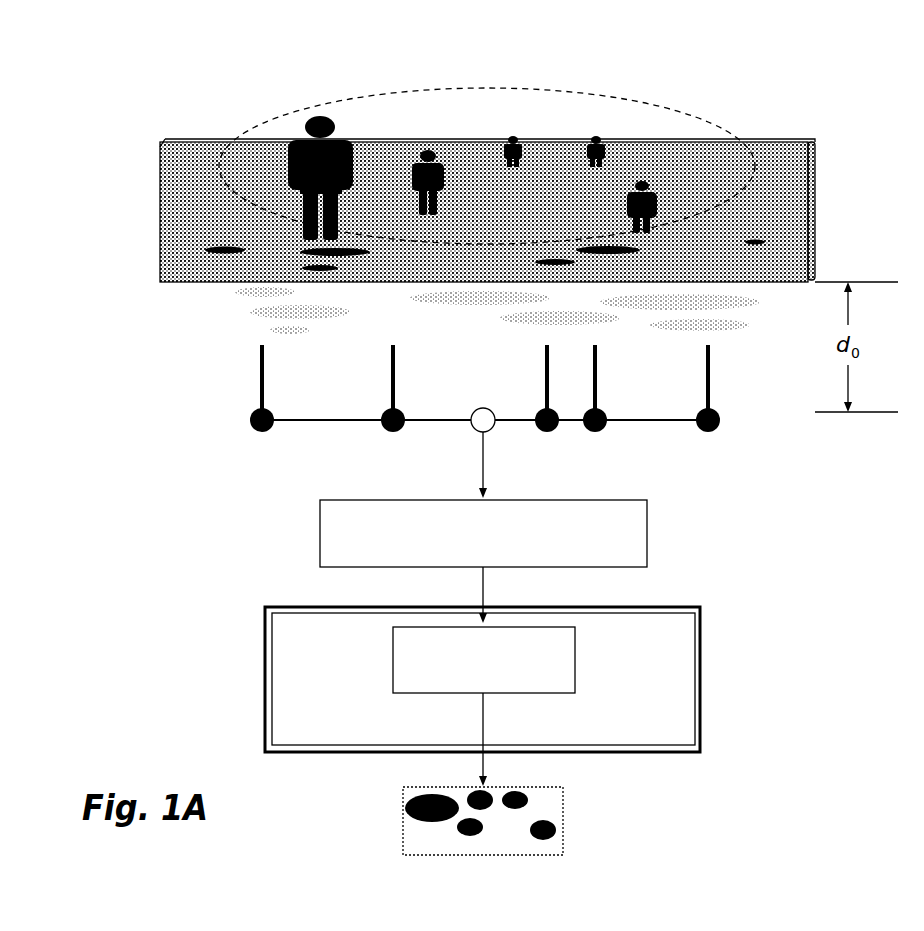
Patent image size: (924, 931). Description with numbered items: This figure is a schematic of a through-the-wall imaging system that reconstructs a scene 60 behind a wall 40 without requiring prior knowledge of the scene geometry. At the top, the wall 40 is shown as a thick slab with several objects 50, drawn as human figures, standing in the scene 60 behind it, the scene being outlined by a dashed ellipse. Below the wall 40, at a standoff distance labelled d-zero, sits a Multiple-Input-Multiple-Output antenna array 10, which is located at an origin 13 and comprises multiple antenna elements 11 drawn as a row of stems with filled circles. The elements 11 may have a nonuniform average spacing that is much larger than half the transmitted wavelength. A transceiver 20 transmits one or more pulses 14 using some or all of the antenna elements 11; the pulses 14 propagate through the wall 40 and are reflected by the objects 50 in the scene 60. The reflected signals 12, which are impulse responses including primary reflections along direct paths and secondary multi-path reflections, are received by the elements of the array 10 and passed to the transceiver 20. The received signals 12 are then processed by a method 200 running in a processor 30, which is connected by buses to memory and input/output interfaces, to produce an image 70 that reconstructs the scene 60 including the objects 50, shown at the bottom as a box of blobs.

The MIMO antenna array 10 is at (313, 430).
The antenna elements 11 is at (382, 387).
The reflected signals 12 is at (460, 305).
The origin 13 is at (493, 431).
The pulses 14 is at (670, 305).
The transceiver 20 is at (649, 545).
The processor 30 is at (701, 658).
The wall 40 is at (810, 214).
The objects 50 is at (318, 116).
The scene 60 is at (607, 94).
The image 70 is at (564, 815).
The method 200 is at (576, 669).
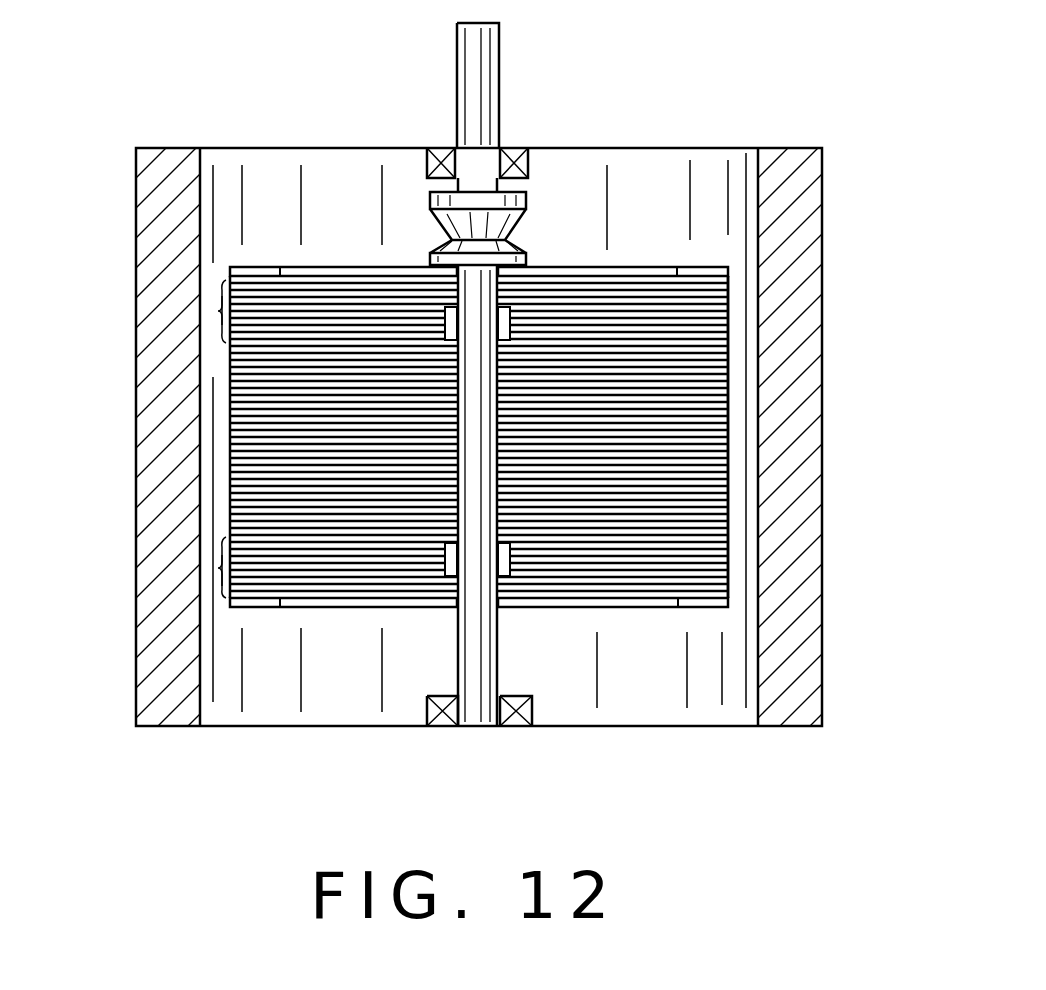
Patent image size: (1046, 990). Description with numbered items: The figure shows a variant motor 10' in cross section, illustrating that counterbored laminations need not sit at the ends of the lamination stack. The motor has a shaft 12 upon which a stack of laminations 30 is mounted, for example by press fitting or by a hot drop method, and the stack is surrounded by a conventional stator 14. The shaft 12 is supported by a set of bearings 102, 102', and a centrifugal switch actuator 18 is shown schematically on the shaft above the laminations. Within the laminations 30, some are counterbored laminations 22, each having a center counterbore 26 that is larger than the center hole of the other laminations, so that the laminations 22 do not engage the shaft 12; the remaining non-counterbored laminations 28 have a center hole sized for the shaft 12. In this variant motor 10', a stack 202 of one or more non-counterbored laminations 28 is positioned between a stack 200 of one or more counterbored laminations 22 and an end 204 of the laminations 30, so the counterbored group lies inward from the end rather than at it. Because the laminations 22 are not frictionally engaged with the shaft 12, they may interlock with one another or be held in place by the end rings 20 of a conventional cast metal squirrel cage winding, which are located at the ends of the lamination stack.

The variant motor 10' is at (690, 75).
The shaft 12 is at (500, 70).
The stator 14 is at (780, 448).
The centrifugal switch actuator 18 is at (527, 223).
The end rings 20 is at (288, 268).
The counterbored laminations 22 is at (728, 335).
The counterbore 26 is at (447, 313).
The non-counterbored laminations 28 is at (222, 390).
The laminations 30 is at (728, 390).
The bearing 102 is at (517, 136).
The bearing 102' is at (509, 740).
The stack of counterbored laminations 200 is at (222, 325).
The stack of non-counterbored laminations 202 is at (222, 296).
The end of laminations 204 is at (607, 276).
--
TASK STATEMENT:
Copy the rows word for word, from the first row through the row that contains "The method 200 is at (576, 669).", inclusive, and leave the pictures out of your answer.

WRITTEN REPLY:
Patent image size: (924, 931). Description with numbered items: This figure is a schematic of a through-the-wall imaging system that reconstructs a scene 60 behind a wall 40 without requiring prior knowledge of the scene geometry. At the top, the wall 40 is shown as a thick slab with several objects 50, drawn as human figures, standing in the scene 60 behind it, the scene being outlined by a dashed ellipse. Below the wall 40, at a standoff distance labelled d-zero, sits a Multiple-Input-Multiple-Output antenna array 10, which is located at an origin 13 and comprises multiple antenna elements 11 drawn as a row of stems with filled circles. The elements 11 may have a nonuniform average spacing that is much larger than half the transmitted wavelength. A transceiver 20 transmits one or more pulses 14 using some or all of the antenna elements 11; the pulses 14 propagate through the wall 40 and are reflected by the objects 50 in the scene 60. The reflected signals 12, which are impulse responses including primary reflections along direct paths and secondary multi-path reflections, are received by the elements of the array 10 and passed to the transceiver 20. The received signals 12 are then processed by a method 200 running in a processor 30, which is connected by buses to memory and input/output interfaces, to produce an image 70 that reconstructs the scene 60 including the objects 50, shown at the bottom as a box of blobs.

The MIMO antenna array 10 is at (313, 430).
The antenna elements 11 is at (382, 387).
The reflected signals 12 is at (460, 305).
The origin 13 is at (493, 431).
The pulses 14 is at (670, 305).
The transceiver 20 is at (649, 545).
The processor 30 is at (701, 658).
The wall 40 is at (810, 214).
The objects 50 is at (318, 116).
The scene 60 is at (607, 94).
The image 70 is at (564, 815).
The method 200 is at (576, 669).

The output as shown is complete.